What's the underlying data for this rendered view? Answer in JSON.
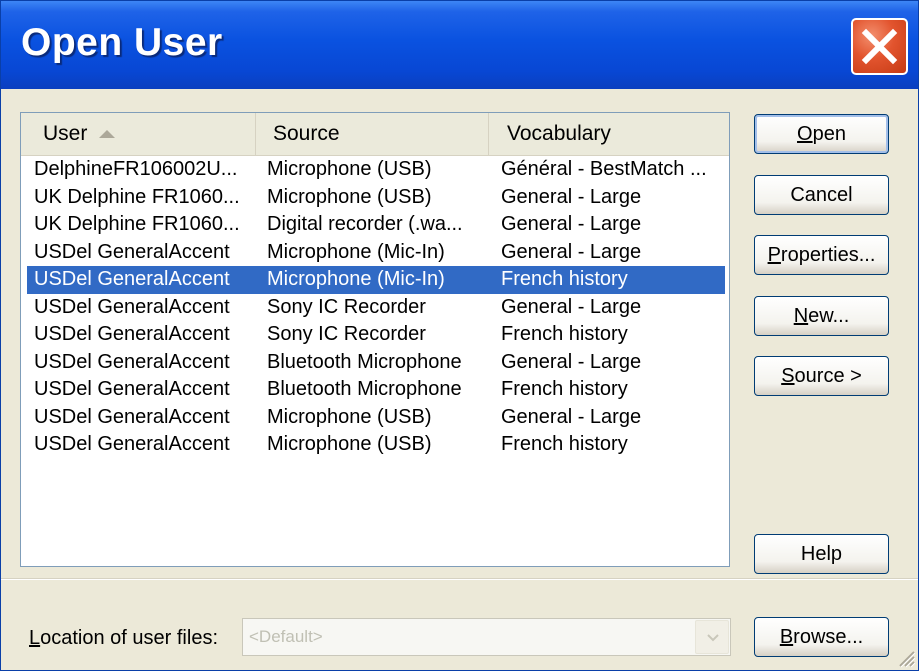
{
  "dialog": {
    "title": "Open User"
  },
  "list": {
    "columns": [
      "User",
      "Source",
      "Vocabulary"
    ],
    "rows": [
      {
        "user": "DelphineFR106002U...",
        "source": "Microphone (USB)",
        "vocabulary": "Général - BestMatch ..."
      },
      {
        "user": "UK Delphine FR1060...",
        "source": "Microphone (USB)",
        "vocabulary": "General - Large"
      },
      {
        "user": "UK Delphine FR1060...",
        "source": "Digital recorder (.wa...",
        "vocabulary": "General - Large"
      },
      {
        "user": "USDel GeneralAccent",
        "source": "Microphone (Mic-In)",
        "vocabulary": "General - Large"
      },
      {
        "user": "USDel GeneralAccent",
        "source": "Microphone (Mic-In)",
        "vocabulary": "French history",
        "selected": true
      },
      {
        "user": "USDel GeneralAccent",
        "source": "Sony IC Recorder",
        "vocabulary": "General - Large"
      },
      {
        "user": "USDel GeneralAccent",
        "source": "Sony IC Recorder",
        "vocabulary": "French history"
      },
      {
        "user": "USDel GeneralAccent",
        "source": "Bluetooth Microphone",
        "vocabulary": "General - Large"
      },
      {
        "user": "USDel GeneralAccent",
        "source": "Bluetooth Microphone",
        "vocabulary": "French history"
      },
      {
        "user": "USDel GeneralAccent",
        "source": "Microphone (USB)",
        "vocabulary": "General - Large"
      },
      {
        "user": "USDel GeneralAccent",
        "source": "Microphone (USB)",
        "vocabulary": "French history"
      }
    ]
  },
  "buttons": {
    "open": {
      "mnemonic": "O",
      "rest": "pen"
    },
    "cancel": "Cancel",
    "properties": {
      "mnemonic": "P",
      "rest": "roperties..."
    },
    "new": {
      "mnemonic": "N",
      "rest": "ew..."
    },
    "source": {
      "mnemonic": "S",
      "rest": "ource >"
    },
    "help": "Help",
    "browse": {
      "mnemonic": "B",
      "rest": "rowse..."
    }
  },
  "location": {
    "label_mnemonic": "L",
    "label_rest": "ocation of user files:",
    "value": "<Default>"
  },
  "colors": {
    "titlebar": "#0a52e0",
    "selection": "#316ac5",
    "dialog_bg": "#ece9d8",
    "close_button": "#e2542e"
  }
}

•••

→ Problem to solve
Every entry must be written out exactly, with all pictures left out.

→ Output for this exercise
What's the underlying data for this rendered view? Answer in JSON.
{
  "dialog": {
    "title": "Open User"
  },
  "list": {
    "columns": [
      "User",
      "Source",
      "Vocabulary"
    ],
    "rows": [
      {
        "user": "DelphineFR106002U...",
        "source": "Microphone (USB)",
        "vocabulary": "Général - BestMatch ..."
      },
      {
        "user": "UK Delphine FR1060...",
        "source": "Microphone (USB)",
        "vocabulary": "General - Large"
      },
      {
        "user": "UK Delphine FR1060...",
        "source": "Digital recorder (.wa...",
        "vocabulary": "General - Large"
      },
      {
        "user": "USDel GeneralAccent",
        "source": "Microphone (Mic-In)",
        "vocabulary": "General - Large"
      },
      {
        "user": "USDel GeneralAccent",
        "source": "Microphone (Mic-In)",
        "vocabulary": "French history",
        "selected": true
      },
      {
        "user": "USDel GeneralAccent",
        "source": "Sony IC Recorder",
        "vocabulary": "General - Large"
      },
      {
        "user": "USDel GeneralAccent",
        "source": "Sony IC Recorder",
        "vocabulary": "French history"
      },
      {
        "user": "USDel GeneralAccent",
        "source": "Bluetooth Microphone",
        "vocabulary": "General - Large"
      },
      {
        "user": "USDel GeneralAccent",
        "source": "Bluetooth Microphone",
        "vocabulary": "French history"
      },
      {
        "user": "USDel GeneralAccent",
        "source": "Microphone (USB)",
        "vocabulary": "General - Large"
      },
      {
        "user": "USDel GeneralAccent",
        "source": "Microphone (USB)",
        "vocabulary": "French history"
      }
    ]
  },
  "buttons": {
    "open": {
      "mnemonic": "O",
      "rest": "pen"
    },
    "cancel": "Cancel",
    "properties": {
      "mnemonic": "P",
      "rest": "roperties..."
    },
    "new": {
      "mnemonic": "N",
      "rest": "ew..."
    },
    "source": {
      "mnemonic": "S",
      "rest": "ource >"
    },
    "help": "Help",
    "browse": {
      "mnemonic": "B",
      "rest": "rowse..."
    }
  },
  "location": {
    "label_mnemonic": "L",
    "label_rest": "ocation of user files:",
    "value": "<Default>"
  },
  "colors": {
    "titlebar": "#0a52e0",
    "selection": "#316ac5",
    "dialog_bg": "#ece9d8",
    "close_button": "#e2542e"
  }
}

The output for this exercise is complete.